* Extracted records
-- START --

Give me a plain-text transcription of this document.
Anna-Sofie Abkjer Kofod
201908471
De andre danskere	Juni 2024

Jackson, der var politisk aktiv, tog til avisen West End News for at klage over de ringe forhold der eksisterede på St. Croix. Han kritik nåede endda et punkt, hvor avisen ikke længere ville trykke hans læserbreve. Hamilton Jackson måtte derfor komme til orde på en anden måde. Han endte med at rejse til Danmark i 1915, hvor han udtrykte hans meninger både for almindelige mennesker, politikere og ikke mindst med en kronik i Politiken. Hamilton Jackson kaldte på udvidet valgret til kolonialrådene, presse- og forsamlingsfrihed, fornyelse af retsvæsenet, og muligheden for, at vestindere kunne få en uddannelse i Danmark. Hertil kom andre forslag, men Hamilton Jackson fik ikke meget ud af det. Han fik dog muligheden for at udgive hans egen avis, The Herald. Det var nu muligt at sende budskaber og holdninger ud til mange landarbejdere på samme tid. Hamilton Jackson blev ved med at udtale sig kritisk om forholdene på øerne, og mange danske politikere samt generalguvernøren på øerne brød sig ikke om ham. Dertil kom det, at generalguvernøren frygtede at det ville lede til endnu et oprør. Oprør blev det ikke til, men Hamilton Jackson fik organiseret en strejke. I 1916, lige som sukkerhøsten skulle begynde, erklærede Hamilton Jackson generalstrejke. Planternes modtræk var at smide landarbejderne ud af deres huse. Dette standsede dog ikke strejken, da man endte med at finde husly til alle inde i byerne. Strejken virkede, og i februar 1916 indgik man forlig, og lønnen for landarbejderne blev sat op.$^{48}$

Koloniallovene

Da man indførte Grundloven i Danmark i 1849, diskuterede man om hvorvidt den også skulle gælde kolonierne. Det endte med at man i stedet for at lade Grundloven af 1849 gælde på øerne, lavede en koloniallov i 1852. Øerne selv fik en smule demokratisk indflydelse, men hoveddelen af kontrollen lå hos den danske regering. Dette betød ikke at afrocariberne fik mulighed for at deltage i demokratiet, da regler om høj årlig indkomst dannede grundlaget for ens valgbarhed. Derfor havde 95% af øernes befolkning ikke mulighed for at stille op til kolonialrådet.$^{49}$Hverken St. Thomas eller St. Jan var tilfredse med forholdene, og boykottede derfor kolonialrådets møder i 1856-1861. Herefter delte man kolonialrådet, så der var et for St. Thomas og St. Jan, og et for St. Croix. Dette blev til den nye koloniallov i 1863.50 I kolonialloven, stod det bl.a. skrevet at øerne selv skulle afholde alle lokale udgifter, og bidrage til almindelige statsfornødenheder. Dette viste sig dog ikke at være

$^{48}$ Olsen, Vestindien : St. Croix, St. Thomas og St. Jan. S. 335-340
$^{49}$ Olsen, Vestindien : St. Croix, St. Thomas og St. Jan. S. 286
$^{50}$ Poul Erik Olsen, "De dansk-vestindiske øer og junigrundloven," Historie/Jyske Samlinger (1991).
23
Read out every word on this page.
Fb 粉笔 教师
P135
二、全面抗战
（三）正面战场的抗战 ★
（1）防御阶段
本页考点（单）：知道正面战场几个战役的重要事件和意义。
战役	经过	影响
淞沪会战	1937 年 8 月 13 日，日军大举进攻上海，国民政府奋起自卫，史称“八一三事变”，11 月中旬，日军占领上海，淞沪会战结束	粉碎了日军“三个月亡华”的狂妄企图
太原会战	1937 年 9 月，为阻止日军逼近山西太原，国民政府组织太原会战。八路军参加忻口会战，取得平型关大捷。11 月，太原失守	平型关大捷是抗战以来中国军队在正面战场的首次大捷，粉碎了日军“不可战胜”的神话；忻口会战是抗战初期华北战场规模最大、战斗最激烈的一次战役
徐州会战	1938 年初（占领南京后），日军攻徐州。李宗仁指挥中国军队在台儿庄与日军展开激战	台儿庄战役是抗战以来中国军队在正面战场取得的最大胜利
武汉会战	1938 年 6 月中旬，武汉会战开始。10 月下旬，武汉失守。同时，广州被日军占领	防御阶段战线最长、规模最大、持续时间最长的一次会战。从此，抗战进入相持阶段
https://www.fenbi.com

-- END --

* What this task involves
Take the entries above and copy them out exactly.

* Exercise response
Give me a plain-text transcription of this document.
Anna-Sofie Abkjer Kofod
201908471
De andre danskere	Juni 2024

Jackson, der var politisk aktiv, tog til avisen West End News for at klage over de ringe forhold der eksisterede på St. Croix. Han kritik nåede endda et punkt, hvor avisen ikke længere ville trykke hans læserbreve. Hamilton Jackson måtte derfor komme til orde på en anden måde. Han endte med at rejse til Danmark i 1915, hvor han udtrykte hans meninger både for almindelige mennesker, politikere og ikke mindst med en kronik i Politiken. Hamilton Jackson kaldte på udvidet valgret til kolonialrådene, presse- og forsamlingsfrihed, fornyelse af retsvæsenet, og muligheden for, at vestindere kunne få en uddannelse i Danmark. Hertil kom andre forslag, men Hamilton Jackson fik ikke meget ud af det. Han fik dog muligheden for at udgive hans egen avis, The Herald. Det var nu muligt at sende budskaber og holdninger ud til mange landarbejdere på samme tid. Hamilton Jackson blev ved med at udtale sig kritisk om forholdene på øerne, og mange danske politikere samt generalguvernøren på øerne brød sig ikke om ham. Dertil kom det, at generalguvernøren frygtede at det ville lede til endnu et oprør. Oprør blev det ikke til, men Hamilton Jackson fik organiseret en strejke. I 1916, lige som sukkerhøsten skulle begynde, erklærede Hamilton Jackson generalstrejke. Planternes modtræk var at smide landarbejderne ud af deres huse. Dette standsede dog ikke strejken, da man endte med at finde husly til alle inde i byerne. Strejken virkede, og i februar 1916 indgik man forlig, og lønnen for landarbejderne blev sat op.$^{48}$

Koloniallovene

Da man indførte Grundloven i Danmark i 1849, diskuterede man om hvorvidt den også skulle gælde kolonierne. Det endte med at man i stedet for at lade Grundloven af 1849 gælde på øerne, lavede en koloniallov i 1852. Øerne selv fik en smule demokratisk indflydelse, men hoveddelen af kontrollen lå hos den danske regering. Dette betød ikke at afrocariberne fik mulighed for at deltage i demokratiet, da regler om høj årlig indkomst dannede grundlaget for ens valgbarhed. Derfor havde 95% af øernes befolkning ikke mulighed for at stille op til kolonialrådet.$^{49}$Hverken St. Thomas eller St. Jan var tilfredse med forholdene, og boykottede derfor kolonialrådets møder i 1856-1861. Herefter delte man kolonialrådet, så der var et for St. Thomas og St. Jan, og et for St. Croix. Dette blev til den nye koloniallov i 1863.50 I kolonialloven, stod det bl.a. skrevet at øerne selv skulle afholde alle lokale udgifter, og bidrage til almindelige statsfornødenheder. Dette viste sig dog ikke at være

$^{48}$ Olsen, Vestindien : St. Croix, St. Thomas og St. Jan. S. 335-340
$^{49}$ Olsen, Vestindien : St. Croix, St. Thomas og St. Jan. S. 286
$^{50}$ Poul Erik Olsen, "De dansk-vestindiske øer og junigrundloven," Historie/Jyske Samlinger (1991).
23
Read out every word on this page.
Fb 粉笔 教师
P135
二、全面抗战
（三）正面战场的抗战 ★
（1）防御阶段
本页考点（单）：知道正面战场几个战役的重要事件和意义。
战役	经过	影响
淞沪会战	1937 年 8 月 13 日，日军大举进攻上海，国民政府奋起自卫，史称“八一三事变”，11 月中旬，日军占领上海，淞沪会战结束	粉碎了日军“三个月亡华”的狂妄企图
太原会战	1937 年 9 月，为阻止日军逼近山西太原，国民政府组织太原会战。八路军参加忻口会战，取得平型关大捷。11 月，太原失守	平型关大捷是抗战以来中国军队在正面战场的首次大捷，粉碎了日军“不可战胜”的神话；忻口会战是抗战初期华北战场规模最大、战斗最激烈的一次战役
徐州会战	1938 年初（占领南京后），日军攻徐州。李宗仁指挥中国军队在台儿庄与日军展开激战	台儿庄战役是抗战以来中国军队在正面战场取得的最大胜利
武汉会战	1938 年 6 月中旬，武汉会战开始。10 月下旬，武汉失守。同时，广州被日军占领	防御阶段战线最长、规模最大、持续时间最长的一次会战。从此，抗战进入相持阶段
https://www.fenbi.com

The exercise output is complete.